▸ Objective
Write out all of the entries exactly as given.

▸ Available data
+===+
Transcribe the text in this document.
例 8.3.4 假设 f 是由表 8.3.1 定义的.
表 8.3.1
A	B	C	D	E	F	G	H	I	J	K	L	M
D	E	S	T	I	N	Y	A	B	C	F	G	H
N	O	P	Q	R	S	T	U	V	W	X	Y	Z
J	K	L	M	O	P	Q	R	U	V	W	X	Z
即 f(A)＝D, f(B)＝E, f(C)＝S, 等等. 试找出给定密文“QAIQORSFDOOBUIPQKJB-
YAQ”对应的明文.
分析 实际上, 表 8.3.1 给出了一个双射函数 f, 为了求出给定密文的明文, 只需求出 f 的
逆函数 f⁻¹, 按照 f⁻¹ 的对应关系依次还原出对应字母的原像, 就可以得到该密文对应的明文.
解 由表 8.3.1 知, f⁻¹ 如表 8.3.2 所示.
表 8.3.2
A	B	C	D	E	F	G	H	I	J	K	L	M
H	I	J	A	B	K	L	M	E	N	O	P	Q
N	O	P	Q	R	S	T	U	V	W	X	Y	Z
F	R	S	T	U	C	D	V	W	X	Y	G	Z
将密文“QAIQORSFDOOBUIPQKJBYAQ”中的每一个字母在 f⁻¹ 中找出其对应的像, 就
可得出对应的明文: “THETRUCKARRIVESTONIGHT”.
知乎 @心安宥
+===+
▸ Expected answer
Transcribe the text in this document.
例 8.3.4 假设 f 是由表 8.3.1 定义的.
表 8.3.1
A	B	C	D	E	F	G	H	I	J	K	L	M
D	E	S	T	I	N	Y	A	B	C	F	G	H
N	O	P	Q	R	S	T	U	V	W	X	Y	Z
J	K	L	M	O	P	Q	R	U	V	W	X	Z
即 f(A)＝D, f(B)＝E, f(C)＝S, 等等. 试找出给定密文“QAIQORSFDOOBUIPQKJB-
YAQ”对应的明文.
分析 实际上, 表 8.3.1 给出了一个双射函数 f, 为了求出给定密文的明文, 只需求出 f 的
逆函数 f⁻¹, 按照 f⁻¹ 的对应关系依次还原出对应字母的原像, 就可以得到该密文对应的明文.
解 由表 8.3.1 知, f⁻¹ 如表 8.3.2 所示.
表 8.3.2
A	B	C	D	E	F	G	H	I	J	K	L	M
H	I	J	A	B	K	L	M	E	N	O	P	Q
N	O	P	Q	R	S	T	U	V	W	X	Y	Z
F	R	S	T	U	C	D	V	W	X	Y	G	Z
将密文“QAIQORSFDOOBUIPQKJBYAQ”中的每一个字母在 f⁻¹ 中找出其对应的像, 就
可得出对应的明文: “THETRUCKARRIVESTONIGHT”.
知乎 @心安宥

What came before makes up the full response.